**Requirements:**
Set down each record below precisely, skipping the pictures.
— BEGIN —
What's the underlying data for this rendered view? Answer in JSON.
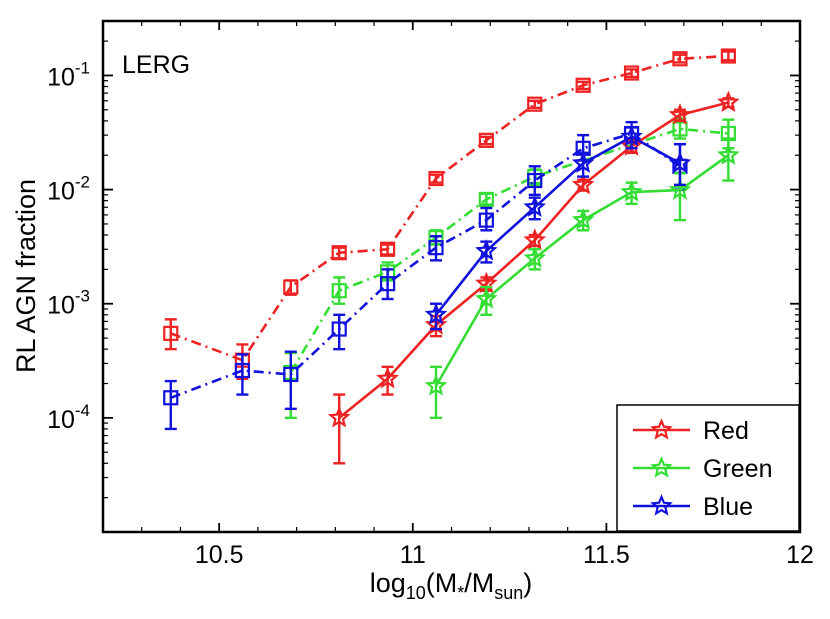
{
  "chart_data": {
    "type": "line",
    "title": "",
    "panel_label": "LERG",
    "xlabel": {
      "base": "log",
      "sub1": "10",
      "mid": "(M",
      "sub2": "*",
      "mid2": "/M",
      "sub3": "sun",
      "end": ")"
    },
    "ylabel": "RL AGN fraction",
    "xscale": "linear",
    "yscale": "log",
    "xlim": [
      10.2,
      12.0
    ],
    "ylim": [
      1e-05,
      0.3
    ],
    "xticks": [
      10.5,
      11,
      11.5,
      12
    ],
    "xtick_labels": [
      "10.5",
      "11",
      "11.5",
      "12"
    ],
    "yticks": [
      0.0001,
      0.001,
      0.01,
      0.1
    ],
    "ytick_labels": [
      {
        "base": "10",
        "exp": "-4"
      },
      {
        "base": "10",
        "exp": "-3"
      },
      {
        "base": "10",
        "exp": "-2"
      },
      {
        "base": "10",
        "exp": "-1"
      }
    ],
    "legend": {
      "position": "bottom-right",
      "entries": [
        "Red",
        "Green",
        "Blue"
      ]
    },
    "series": [
      {
        "name": "Red (all, dash-dot)",
        "color": "#ee2222",
        "marker": "square",
        "linestyle": "dashdot",
        "x": [
          10.375,
          10.56,
          10.685,
          10.81,
          10.935,
          11.06,
          11.19,
          11.315,
          11.44,
          11.565,
          11.69,
          11.815
        ],
        "y": [
          0.00055,
          0.00032,
          0.0014,
          0.0028,
          0.003,
          0.0125,
          0.027,
          0.056,
          0.082,
          0.105,
          0.14,
          0.148
        ],
        "err_lo": [
          0.00015,
          0.0001,
          0.0002,
          0.0003,
          0.0003,
          0.001,
          0.002,
          0.004,
          0.006,
          0.008,
          0.01,
          0.012
        ],
        "err_hi": [
          0.00018,
          0.00012,
          0.0002,
          0.0003,
          0.0003,
          0.001,
          0.002,
          0.004,
          0.006,
          0.008,
          0.012,
          0.014
        ]
      },
      {
        "name": "Green (all, dash-dot)",
        "color": "#33dd33",
        "marker": "square",
        "linestyle": "dashdot",
        "x": [
          10.685,
          10.81,
          10.935,
          11.06,
          11.19,
          11.315,
          11.69,
          11.815
        ],
        "y": [
          0.00025,
          0.0013,
          0.0019,
          0.0038,
          0.0082,
          0.013,
          0.034,
          0.031
        ],
        "err_lo": [
          0.00015,
          0.0003,
          0.0003,
          0.0005,
          0.0008,
          0.002,
          0.006,
          0.008
        ],
        "err_hi": [
          0.00012,
          0.0004,
          0.0004,
          0.0006,
          0.001,
          0.002,
          0.008,
          0.01
        ]
      },
      {
        "name": "Blue (all, dash-dot)",
        "color": "#1111dd",
        "marker": "square",
        "linestyle": "dashdot",
        "x": [
          10.375,
          10.56,
          10.685,
          10.81,
          10.935,
          11.06,
          11.19,
          11.315,
          11.44,
          11.565,
          11.69
        ],
        "y": [
          0.00015,
          0.00026,
          0.00024,
          0.0006,
          0.0015,
          0.0031,
          0.0054,
          0.012,
          0.023,
          0.031,
          0.016
        ],
        "err_lo": [
          7e-05,
          0.0001,
          0.00012,
          0.0002,
          0.0004,
          0.0007,
          0.001,
          0.003,
          0.005,
          0.008,
          0.006
        ],
        "err_hi": [
          6e-05,
          0.0001,
          0.00014,
          0.0002,
          0.0005,
          0.0008,
          0.0015,
          0.004,
          0.007,
          0.008,
          0.009
        ]
      },
      {
        "name": "Red",
        "color": "#ee2222",
        "marker": "star",
        "linestyle": "solid",
        "x": [
          10.81,
          10.935,
          11.06,
          11.19,
          11.315,
          11.44,
          11.565,
          11.69,
          11.815
        ],
        "y": [
          0.0001,
          0.00022,
          0.00065,
          0.0015,
          0.0036,
          0.011,
          0.024,
          0.045,
          0.058
        ],
        "err_lo": [
          6e-05,
          6e-05,
          0.00013,
          0.0002,
          0.0004,
          0.0012,
          0.003,
          0.005,
          0.005
        ],
        "err_hi": [
          6e-05,
          6e-05,
          0.00013,
          0.0002,
          0.0004,
          0.0012,
          0.003,
          0.005,
          0.005
        ]
      },
      {
        "name": "Green",
        "color": "#33dd33",
        "marker": "star",
        "linestyle": "solid",
        "x": [
          11.06,
          11.19,
          11.315,
          11.44,
          11.565,
          11.69,
          11.815
        ],
        "y": [
          0.00019,
          0.0011,
          0.0025,
          0.0054,
          0.0095,
          0.0099,
          0.02
        ],
        "err_lo": [
          9e-05,
          0.0003,
          0.0005,
          0.001,
          0.002,
          0.0045,
          0.008
        ],
        "err_hi": [
          9e-05,
          0.0003,
          0.0005,
          0.0011,
          0.002,
          0.004,
          0.008
        ]
      },
      {
        "name": "Blue",
        "color": "#1111dd",
        "marker": "star",
        "linestyle": "solid",
        "x": [
          11.06,
          11.19,
          11.315,
          11.44,
          11.565,
          11.69
        ],
        "y": [
          0.0008,
          0.0029,
          0.007,
          0.017,
          0.029,
          0.017
        ],
        "err_lo": [
          0.0002,
          0.0006,
          0.0015,
          0.004,
          0.006,
          0.006
        ],
        "err_hi": [
          0.0002,
          0.0006,
          0.0015,
          0.004,
          0.006,
          0.008
        ]
      }
    ]
  }
}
— END —
**Solution:**
What's the underlying data for this rendered view? Answer in JSON.
{
  "chart_data": {
    "type": "line",
    "title": "",
    "panel_label": "LERG",
    "xlabel": {
      "base": "log",
      "sub1": "10",
      "mid": "(M",
      "sub2": "*",
      "mid2": "/M",
      "sub3": "sun",
      "end": ")"
    },
    "ylabel": "RL AGN fraction",
    "xscale": "linear",
    "yscale": "log",
    "xlim": [
      10.2,
      12.0
    ],
    "ylim": [
      1e-05,
      0.3
    ],
    "xticks": [
      10.5,
      11,
      11.5,
      12
    ],
    "xtick_labels": [
      "10.5",
      "11",
      "11.5",
      "12"
    ],
    "yticks": [
      0.0001,
      0.001,
      0.01,
      0.1
    ],
    "ytick_labels": [
      {
        "base": "10",
        "exp": "-4"
      },
      {
        "base": "10",
        "exp": "-3"
      },
      {
        "base": "10",
        "exp": "-2"
      },
      {
        "base": "10",
        "exp": "-1"
      }
    ],
    "legend": {
      "position": "bottom-right",
      "entries": [
        "Red",
        "Green",
        "Blue"
      ]
    },
    "series": [
      {
        "name": "Red (all, dash-dot)",
        "color": "#ee2222",
        "marker": "square",
        "linestyle": "dashdot",
        "x": [
          10.375,
          10.56,
          10.685,
          10.81,
          10.935,
          11.06,
          11.19,
          11.315,
          11.44,
          11.565,
          11.69,
          11.815
        ],
        "y": [
          0.00055,
          0.00032,
          0.0014,
          0.0028,
          0.003,
          0.0125,
          0.027,
          0.056,
          0.082,
          0.105,
          0.14,
          0.148
        ],
        "err_lo": [
          0.00015,
          0.0001,
          0.0002,
          0.0003,
          0.0003,
          0.001,
          0.002,
          0.004,
          0.006,
          0.008,
          0.01,
          0.012
        ],
        "err_hi": [
          0.00018,
          0.00012,
          0.0002,
          0.0003,
          0.0003,
          0.001,
          0.002,
          0.004,
          0.006,
          0.008,
          0.012,
          0.014
        ]
      },
      {
        "name": "Green (all, dash-dot)",
        "color": "#33dd33",
        "marker": "square",
        "linestyle": "dashdot",
        "x": [
          10.685,
          10.81,
          10.935,
          11.06,
          11.19,
          11.315,
          11.69,
          11.815
        ],
        "y": [
          0.00025,
          0.0013,
          0.0019,
          0.0038,
          0.0082,
          0.013,
          0.034,
          0.031
        ],
        "err_lo": [
          0.00015,
          0.0003,
          0.0003,
          0.0005,
          0.0008,
          0.002,
          0.006,
          0.008
        ],
        "err_hi": [
          0.00012,
          0.0004,
          0.0004,
          0.0006,
          0.001,
          0.002,
          0.008,
          0.01
        ]
      },
      {
        "name": "Blue (all, dash-dot)",
        "color": "#1111dd",
        "marker": "square",
        "linestyle": "dashdot",
        "x": [
          10.375,
          10.56,
          10.685,
          10.81,
          10.935,
          11.06,
          11.19,
          11.315,
          11.44,
          11.565,
          11.69
        ],
        "y": [
          0.00015,
          0.00026,
          0.00024,
          0.0006,
          0.0015,
          0.0031,
          0.0054,
          0.012,
          0.023,
          0.031,
          0.016
        ],
        "err_lo": [
          7e-05,
          0.0001,
          0.00012,
          0.0002,
          0.0004,
          0.0007,
          0.001,
          0.003,
          0.005,
          0.008,
          0.006
        ],
        "err_hi": [
          6e-05,
          0.0001,
          0.00014,
          0.0002,
          0.0005,
          0.0008,
          0.0015,
          0.004,
          0.007,
          0.008,
          0.009
        ]
      },
      {
        "name": "Red",
        "color": "#ee2222",
        "marker": "star",
        "linestyle": "solid",
        "x": [
          10.81,
          10.935,
          11.06,
          11.19,
          11.315,
          11.44,
          11.565,
          11.69,
          11.815
        ],
        "y": [
          0.0001,
          0.00022,
          0.00065,
          0.0015,
          0.0036,
          0.011,
          0.024,
          0.045,
          0.058
        ],
        "err_lo": [
          6e-05,
          6e-05,
          0.00013,
          0.0002,
          0.0004,
          0.0012,
          0.003,
          0.005,
          0.005
        ],
        "err_hi": [
          6e-05,
          6e-05,
          0.00013,
          0.0002,
          0.0004,
          0.0012,
          0.003,
          0.005,
          0.005
        ]
      },
      {
        "name": "Green",
        "color": "#33dd33",
        "marker": "star",
        "linestyle": "solid",
        "x": [
          11.06,
          11.19,
          11.315,
          11.44,
          11.565,
          11.69,
          11.815
        ],
        "y": [
          0.00019,
          0.0011,
          0.0025,
          0.0054,
          0.0095,
          0.0099,
          0.02
        ],
        "err_lo": [
          9e-05,
          0.0003,
          0.0005,
          0.001,
          0.002,
          0.0045,
          0.008
        ],
        "err_hi": [
          9e-05,
          0.0003,
          0.0005,
          0.0011,
          0.002,
          0.004,
          0.008
        ]
      },
      {
        "name": "Blue",
        "color": "#1111dd",
        "marker": "star",
        "linestyle": "solid",
        "x": [
          11.06,
          11.19,
          11.315,
          11.44,
          11.565,
          11.69
        ],
        "y": [
          0.0008,
          0.0029,
          0.007,
          0.017,
          0.029,
          0.017
        ],
        "err_lo": [
          0.0002,
          0.0006,
          0.0015,
          0.004,
          0.006,
          0.006
        ],
        "err_hi": [
          0.0002,
          0.0006,
          0.0015,
          0.004,
          0.006,
          0.008
        ]
      }
    ]
  }
}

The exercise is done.